■ STATED GOAL ■
Copy each line of the entries beneath that contains the word "chord".

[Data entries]

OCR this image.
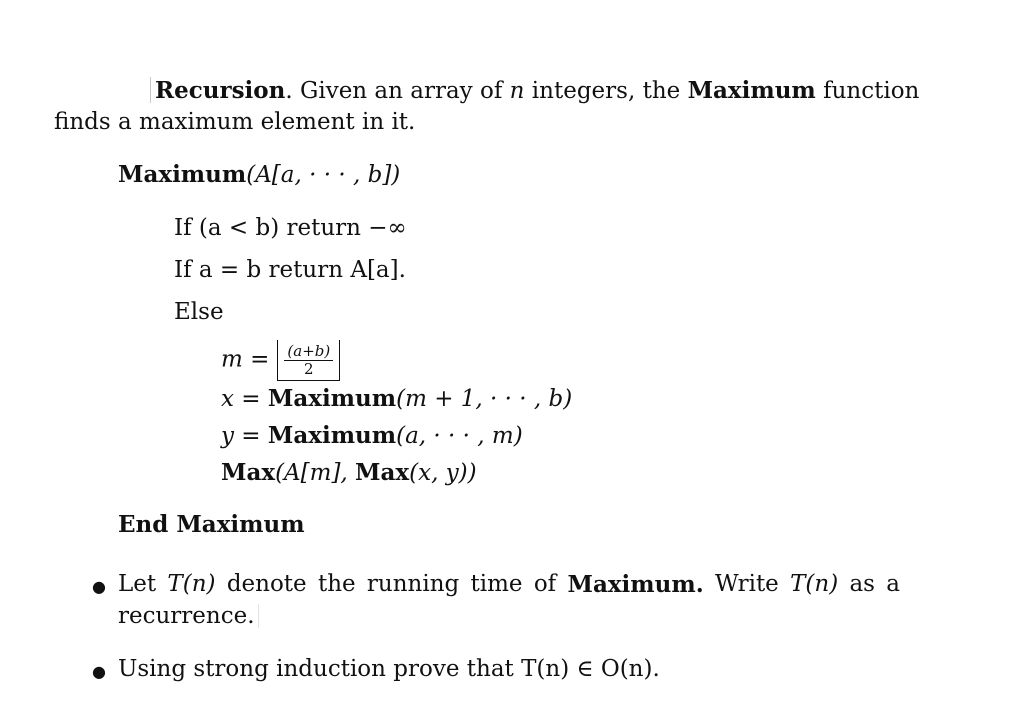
Recursion. Given an array of n integers, the Maximum function
finds a maximum element in it.
Maximum(A[a, · · · , b])
If (a < b) return −∞
If a = b return A[a].
Else
$m = \frac{(a+b)}{2}$
x = Maximum(m + 1, · · · , b)
y = Maximum(a, · · · , m)
Max(A[m], Max(x, y))
End Maximum
● Let T(n) denote the running time of Maximum. Write T(n) as a
recurrence.
● Using strong induction prove that T(n) ∈ O(n).
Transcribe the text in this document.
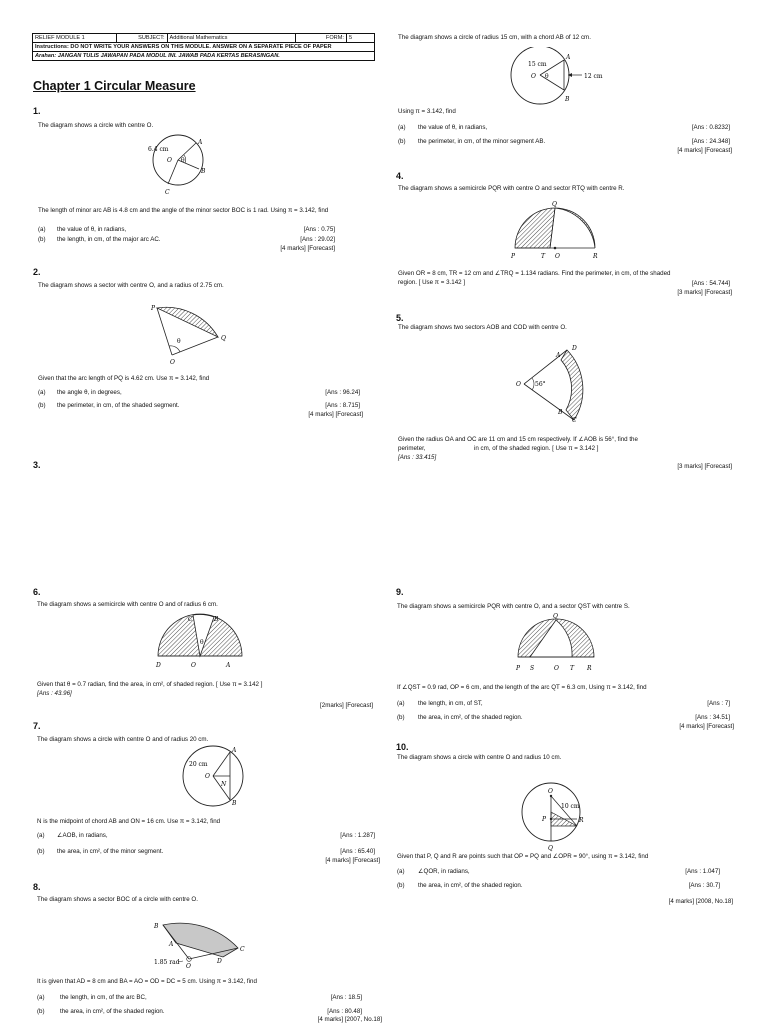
RELIEF MODULE 1	SUBJECT:	Additional Mathematics	FORM:	5
Instructions: DO NOT WRITE YOUR ANSWERS ON THIS MODULE. ANSWER ON A SEPARATE PIECE OF PAPER
Arahan: JANGAN TULIS JAWAPAN PADA MODUL INI. JAWAB PADA KERTAS BERASINGAN.
Chapter 1 Circular Measure
1.
The diagram shows a circle with centre O.
6.4 cm
A
O θ
B
C
The length of minor arc AB is 4.8 cm and the angle of the minor sector BOC is 1 rad. Using π = 3.142, find
(a) the value of θ, in radians,	[Ans : 0.75]
(b) the length, in cm, of the major arc AC.	[Ans : 29.02]
[4 marks] [Forecast]
2.
The diagram shows a sector with centre O, and a radius of 2.75 cm.
P
θ	Q
O
Given that the arc length of PQ is 4.62 cm. Use π = 3.142, find
(a) the angle θ, in degrees,	[Ans : 96.24]
(b) the perimeter, in cm, of the shaded segment.	[Ans : 8.715]
[4 marks] [Forecast]
3.
The diagram shows a circle of radius 15 cm, with a chord AB of 12 cm.
15 cm
A
O θ	12 cm
B
Using π = 3.142, find
(a) the value of θ, in radians,	[Ans : 0.8232]
(b) the perimeter, in cm, of the minor segment AB.	[Ans : 24.348]
[4 marks] [Forecast]
4.
The diagram shows a semicircle PQR with centre O and sector RTQ with centre R.
Q
P	T O	R
Given OR = 8 cm, TR = 12 cm and ∠TRQ = 1.134 radians. Find the perimeter, in cm, of the shaded
region. [ Use π = 3.142 ]	[Ans : 54.744]
[3 marks] [Forecast]
5.
The diagram shows two sectors AOB and COD with centre O.
D
A
O 56°
B
C
Given the radius OA and OC are 11 cm and 15 cm respectively. If ∠AOB is 56°, find the
perimeter,	in cm, of the shaded region. [ Use π = 3.142 ]
[Ans : 33.415]
[3 marks] [Forecast]
6.
The diagram shows a semicircle with centre O and of radius 6 cm.
C	B
θ
D	O	A
Given that θ = 0.7 radian, find the area, in cm², of shaded region. [ Use π = 3.142 ]
[Ans : 43.96]
[2marks] [Forecast]
7.
The diagram shows a circle with centre O and of radius 20 cm.
20 cm
A
O
N
B
N is the midpoint of chord AB and ON = 16 cm. Use π = 3.142, find
(a) ∠AOB, in radians,	[Ans : 1.287]
(b) the area, in cm², of the minor segment.	[Ans : 65.40]
[4 marks] [Forecast]
8.
The diagram shows a sector BOC of a circle with centre O.
B
A
C
1.85 rad
O
D
It is given that AD = 8 cm and BA = AO = OD = DC = 5 cm. Using π = 3.142, find
(a) the length, in cm, of the arc BC,	[Ans : 18.5]
(b) the area, in cm², of the shaded region.	[Ans : 80.48]
[4 marks] [2007, No.18]
9.
The diagram shows a semicircle PQR with centre O, and a sector QST with centre S.
Q
P S	O T R
If ∠QST = 0.9 rad, OP = 6 cm, and the length of the arc QT = 6.3 cm, Using π = 3.142, find
(a) the length, in cm, of ST,	[Ans : 7]
(b) the area, in cm², of the shaded region.	[Ans : 34.51]
[4 marks] [Forecast]
10.
The diagram shows a circle with centre O and radius 10 cm.
O
10 cm
P	R
Q
Given that P, Q and R are points such that OP = PQ and ∠OPR = 90°, using π = 3.142, find
(a) ∠QOR, in radians,	[Ans : 1.047]
(b) the area, in cm², of the shaded region.	[Ans : 30.7]
[4 marks] [2008, No.18]
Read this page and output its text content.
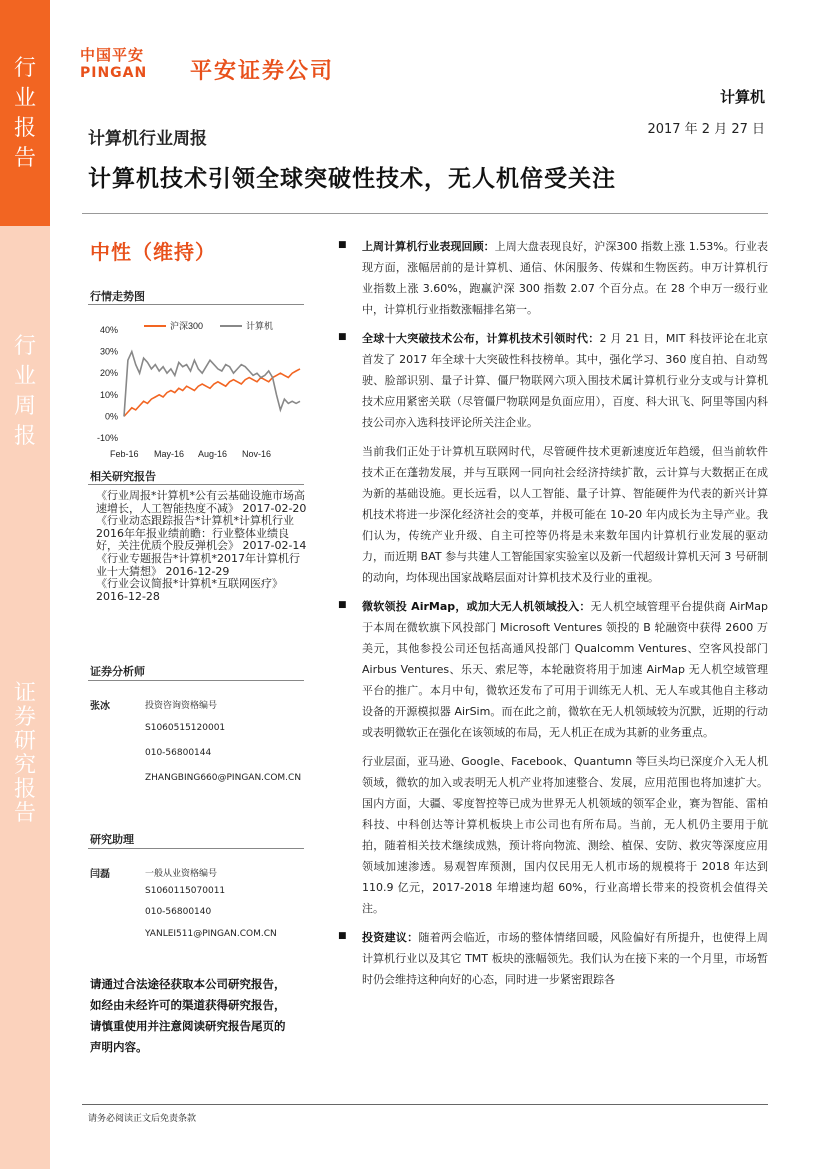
行
业
报
告
行
业
周
报
证
券
研
究
报
告
中国平安
PINGAN 平安证券公司
计算机
2017 年 2 月 27 日
计算机行业周报
计算机技术引领全球突破性技术，无人机倍受关注
中性（维持）
行情走势图
40%
30%
20%
10%
0%
-10%
Feb-16 May-16 Aug-16 Nov-16
沪深300	计算机
相关研究报告
《行业周报*计算机*公有云基础设施市场高速增长，人工智能热度不减》 2017-02-20
《行业动态跟踪报告*计算机*计算机行业2016年年报业绩前瞻：行业整体业绩良好，关注优质个股反弹机会》 2017-02-14
《行业专题报告*计算机*2017年计算机行业十大猜想》 2016-12-29
《行业会议简报*计算机*互联网医疗》 2016-12-28
证券分析师
张冰	投资咨询资格编号
S1060515120001
010-56800144
ZHANGBING660@PINGAN.COM.CN
研究助理
闫磊	一般从业资格编号
S1060115070011
010-56800140
YANLEI511@PINGAN.COM.CN
请通过合法途径获取本公司研究报告，如经由未经许可的渠道获得研究报告，请慎重使用并注意阅读研究报告尾页的声明内容。
■ 上周计算机行业表现回顾：上周大盘表现良好，沪深300 指数上涨 1.53%。行业表现方面，涨幅居前的是计算机、通信、休闲服务、传媒和生物医药。申万计算机行业指数上涨 3.60%，跑赢沪深 300 指数 2.07 个百分点。在 28 个申万一级行业中，计算机行业指数涨幅排名第一。
■ 全球十大突破技术公布，计算机技术引领时代：2 月 21 日，MIT 科技评论在北京首发了 2017 年全球十大突破性科技榜单。其中，强化学习、360 度自拍、自动驾驶、脸部识别、量子计算、僵尸物联网六项入围技术属计算机行业分支或与计算机技术应用紧密关联（尽管僵尸物联网是负面应用），百度、科大讯飞、阿里等国内科技公司亦入选科技评论所关注企业。
当前我们正处于计算机互联网时代，尽管硬件技术更新速度近年趋缓，但当前软件技术正在蓬勃发展，并与互联网一同向社会经济持续扩散，云计算与大数据正在成为新的基础设施。更长远看，以人工智能、量子计算、智能硬件为代表的新兴计算机技术将进一步深化经济社会的变革，并极可能在 10-20 年内成长为主导产业。我们认为，传统产业升级、自主可控等仍将是未来数年国内计算机行业发展的驱动力，而近期 BAT 参与共建人工智能国家实验室以及新一代超级计算机天河 3 号研制的动向，均体现出国家战略层面对计算机技术及行业的重视。
■ 微软领投 AirMap，或加大无人机领域投入：无人机空域管理平台提供商 AirMap 于本周在微软旗下风投部门 Microsoft Ventures 领投的 B 轮融资中获得 2600 万美元，其他参投公司还包括高通风投部门 Qualcomm Ventures、空客风投部门 Airbus Ventures、乐天、索尼等，本轮融资将用于加速 AirMap 无人机空域管理平台的推广。本月中旬，微软还发布了可用于训练无人机、无人车或其他自主移动设备的开源模拟器 AirSim。而在此之前，微软在无人机领域较为沉默，近期的行动或表明微软正在强化在该领域的布局，无人机正在成为其新的业务重点。
行业层面，亚马逊、Google、Facebook、Quantumn 等巨头均已深度介入无人机领域，微软的加入或表明无人机产业将加速整合、发展，应用范围也将加速扩大。国内方面，大疆、零度智控等已成为世界无人机领域的领军企业，赛为智能、雷柏科技、中科创达等计算机板块上市公司也有所布局。当前，无人机仍主要用于航拍，随着相关技术继续成熟，预计将向物流、测绘、植保、安防、救灾等深度应用领域加速渗透。易观智库预测，国内仅民用无人机市场的规模将于 2018 年达到 110.9 亿元，2017-2018 年增速均超 60%，行业高增长带来的投资机会值得关注。
■ 投资建议：随着两会临近，市场的整体情绪回暖，风险偏好有所提升，也使得上周计算机行业以及其它 TMT 板块的涨幅领先。我们认为在接下来的一个月里，市场暂时仍会维持这种向好的心态，同时进一步紧密跟踪各
请务必阅读正文后免责条款
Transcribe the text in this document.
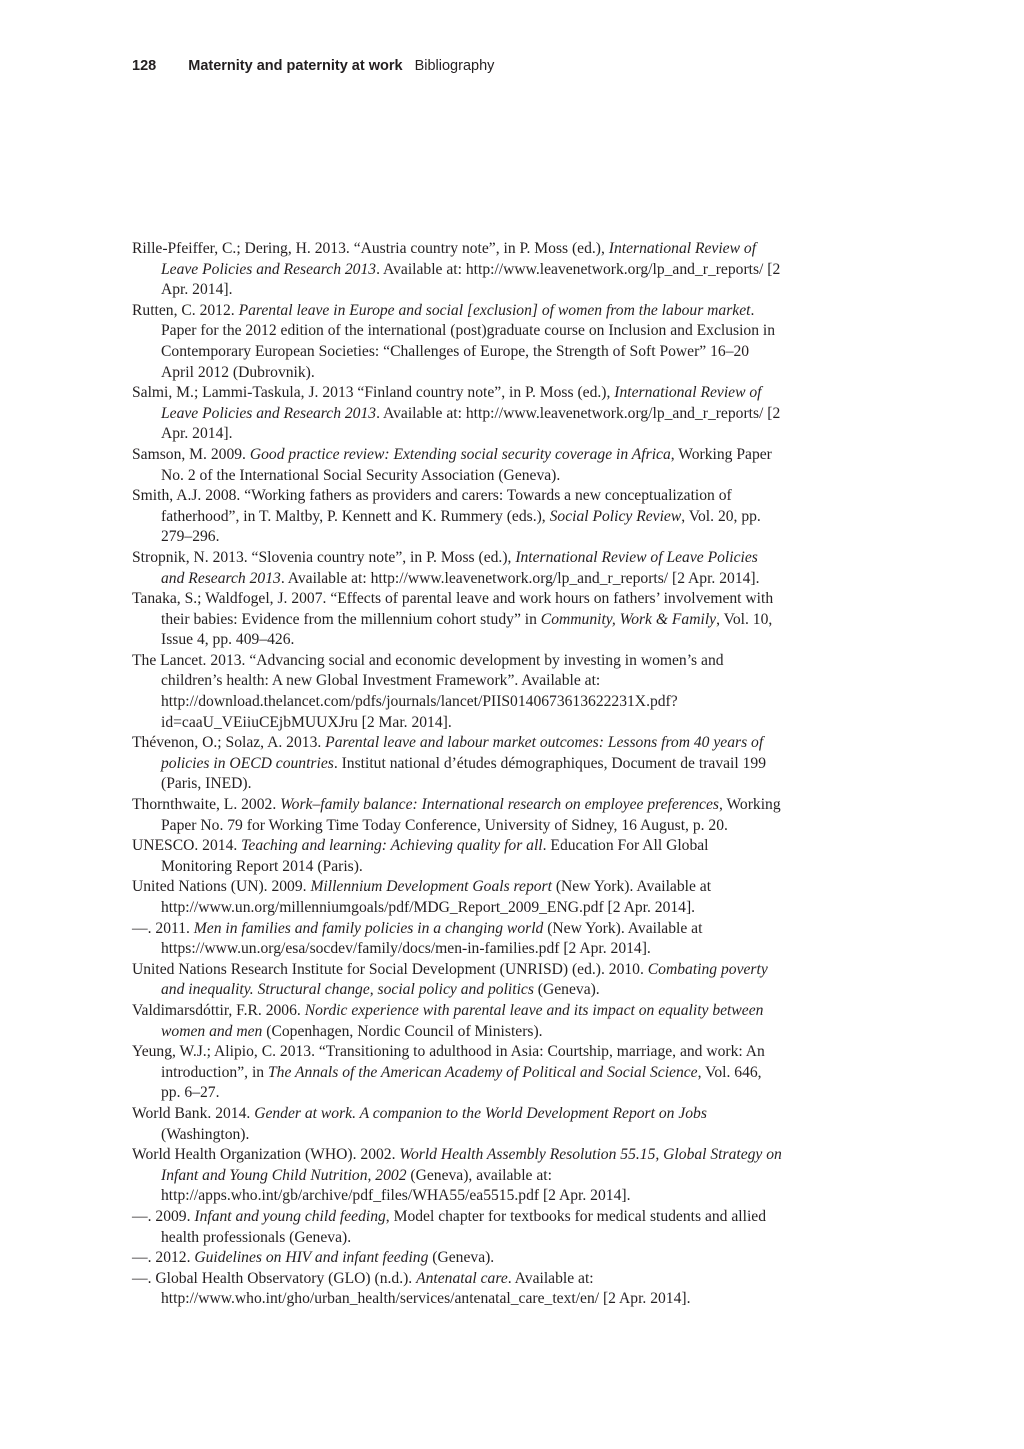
128 Maternity and paternity at work Bibliography

Rille-Pfeiffer, C.; Dering, H. 2013. “Austria country note”, in P. Moss (ed.), International Review of Leave Policies and Research 2013. Available at: http://www.leavenetwork.org/lp_and_r_reports/ [2 Apr. 2014].

Rutten, C. 2012. Parental leave in Europe and social [exclusion] of women from the labour market. Paper for the 2012 edition of the international (post)graduate course on Inclusion and Exclusion in Contemporary European Societies: “Challenges of Europe, the Strength of Soft Power” 16–20 April 2012 (Dubrovnik).

Salmi, M.; Lammi-Taskula, J. 2013 “Finland country note”, in P. Moss (ed.), International Review of Leave Policies and Research 2013. Available at: http://www.leavenetwork.org/lp_and_r_reports/ [2 Apr. 2014].

Samson, M. 2009. Good practice review: Extending social security coverage in Africa, Working Paper No. 2 of the International Social Security Association (Geneva).

Smith, A.J. 2008. “Working fathers as providers and carers: Towards a new conceptualization of fatherhood”, in T. Maltby, P. Kennett and K. Rummery (eds.), Social Policy Review, Vol. 20, pp. 279–296.

Stropnik, N. 2013. “Slovenia country note”, in P. Moss (ed.), International Review of Leave Policies and Research 2013. Available at: http://www.leavenetwork.org/lp_and_r_reports/ [2 Apr. 2014].

Tanaka, S.; Waldfogel, J. 2007. “Effects of parental leave and work hours on fathers’ involvement with their babies: Evidence from the millennium cohort study” in Community, Work & Family, Vol. 10, Issue 4, pp. 409–426.

The Lancet. 2013. “Advancing social and economic development by investing in women’s and children’s health: A new Global Investment Framework”. Available at: http://download.thelancet.com/pdfs/journals/lancet/PIIS0140673613622231X.pdf?id=caaU_VEiiuCEjbMUUXJru [2 Mar. 2014].

Thévenon, O.; Solaz, A. 2013. Parental leave and labour market outcomes: Lessons from 40 years of policies in OECD countries. Institut national d’études démographiques, Document de travail 199 (Paris, INED).

Thornthwaite, L. 2002. Work–family balance: International research on employee preferences, Working Paper No. 79 for Working Time Today Conference, University of Sidney, 16 August, p. 20.

UNESCO. 2014. Teaching and learning: Achieving quality for all. Education For All Global Monitoring Report 2014 (Paris).

United Nations (UN). 2009. Millennium Development Goals report (New York). Available at http://www.un.org/millenniumgoals/pdf/MDG_Report_2009_ENG.pdf [2 Apr. 2014].

—. 2011. Men in families and family policies in a changing world (New York). Available at https://www.un.org/esa/socdev/family/docs/men-in-families.pdf [2 Apr. 2014].

United Nations Research Institute for Social Development (UNRISD) (ed.). 2010. Combating poverty and inequality. Structural change, social policy and politics (Geneva).

Valdimarsdóttir, F.R. 2006. Nordic experience with parental leave and its impact on equality between women and men (Copenhagen, Nordic Council of Ministers).

Yeung, W.J.; Alipio, C. 2013. “Transitioning to adulthood in Asia: Courtship, marriage, and work: An introduction”, in The Annals of the American Academy of Political and Social Science, Vol. 646, pp. 6–27.

World Bank. 2014. Gender at work. A companion to the World Development Report on Jobs (Washington).

World Health Organization (WHO). 2002. World Health Assembly Resolution 55.15, Global Strategy on Infant and Young Child Nutrition, 2002 (Geneva), available at: http://apps.who.int/gb/archive/pdf_files/WHA55/ea5515.pdf [2 Apr. 2014].

—. 2009. Infant and young child feeding, Model chapter for textbooks for medical students and allied health professionals (Geneva).

—. 2012. Guidelines on HIV and infant feeding (Geneva).

—. Global Health Observatory (GLO) (n.d.). Antenatal care. Available at: http://www.who.int/gho/urban_health/services/antenatal_care_text/en/ [2 Apr. 2014].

■ IN RESPONSE ■
The diagram shows a circle of radius 15 cm, with a chord AB of 12 cm.
N is the midpoint of chord AB and ON = 16 cm. Use π = 3.142, find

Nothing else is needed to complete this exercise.